══ RECORDS FOR PROCESSING

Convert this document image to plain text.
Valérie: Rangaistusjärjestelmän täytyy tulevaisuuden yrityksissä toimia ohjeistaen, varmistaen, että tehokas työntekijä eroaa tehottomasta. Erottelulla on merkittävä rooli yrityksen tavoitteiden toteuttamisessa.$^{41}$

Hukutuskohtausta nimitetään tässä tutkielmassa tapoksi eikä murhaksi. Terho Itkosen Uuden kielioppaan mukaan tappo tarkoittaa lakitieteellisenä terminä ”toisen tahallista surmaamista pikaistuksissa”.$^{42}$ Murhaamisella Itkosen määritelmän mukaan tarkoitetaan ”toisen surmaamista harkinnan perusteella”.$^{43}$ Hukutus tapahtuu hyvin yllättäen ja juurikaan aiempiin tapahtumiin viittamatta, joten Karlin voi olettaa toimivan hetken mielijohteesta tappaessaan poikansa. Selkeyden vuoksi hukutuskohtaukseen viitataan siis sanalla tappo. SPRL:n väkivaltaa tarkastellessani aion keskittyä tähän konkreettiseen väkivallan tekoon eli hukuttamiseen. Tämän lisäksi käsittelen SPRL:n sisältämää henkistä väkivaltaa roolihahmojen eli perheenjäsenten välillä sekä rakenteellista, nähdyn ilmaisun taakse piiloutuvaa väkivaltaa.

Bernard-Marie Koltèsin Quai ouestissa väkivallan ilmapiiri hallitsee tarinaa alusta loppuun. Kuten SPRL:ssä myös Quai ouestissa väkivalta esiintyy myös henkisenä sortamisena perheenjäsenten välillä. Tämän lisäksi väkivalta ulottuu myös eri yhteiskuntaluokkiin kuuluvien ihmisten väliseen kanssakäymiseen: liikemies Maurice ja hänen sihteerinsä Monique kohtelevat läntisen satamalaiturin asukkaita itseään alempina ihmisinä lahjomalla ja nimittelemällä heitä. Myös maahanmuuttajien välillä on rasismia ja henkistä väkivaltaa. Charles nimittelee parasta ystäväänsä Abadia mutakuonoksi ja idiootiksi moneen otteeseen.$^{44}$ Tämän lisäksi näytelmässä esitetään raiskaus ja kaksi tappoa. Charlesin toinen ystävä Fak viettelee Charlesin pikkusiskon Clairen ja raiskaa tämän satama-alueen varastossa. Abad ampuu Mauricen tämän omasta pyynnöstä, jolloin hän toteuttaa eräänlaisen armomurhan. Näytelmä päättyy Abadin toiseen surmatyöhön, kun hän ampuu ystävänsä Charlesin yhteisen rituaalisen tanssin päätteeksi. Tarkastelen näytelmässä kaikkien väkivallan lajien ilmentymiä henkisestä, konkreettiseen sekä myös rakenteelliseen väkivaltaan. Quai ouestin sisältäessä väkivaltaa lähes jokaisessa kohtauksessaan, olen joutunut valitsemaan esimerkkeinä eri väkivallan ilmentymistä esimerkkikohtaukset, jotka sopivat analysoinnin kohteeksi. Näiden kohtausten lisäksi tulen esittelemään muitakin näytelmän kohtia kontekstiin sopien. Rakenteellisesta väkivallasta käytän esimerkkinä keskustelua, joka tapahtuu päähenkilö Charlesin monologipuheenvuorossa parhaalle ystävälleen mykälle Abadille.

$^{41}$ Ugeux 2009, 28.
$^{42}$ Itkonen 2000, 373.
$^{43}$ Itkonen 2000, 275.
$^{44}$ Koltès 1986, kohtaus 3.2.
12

════

- [TASK OBJECTIVE]
State how many lines of the material contain the string "Itkonen", with no other words.

- [REPLY]
2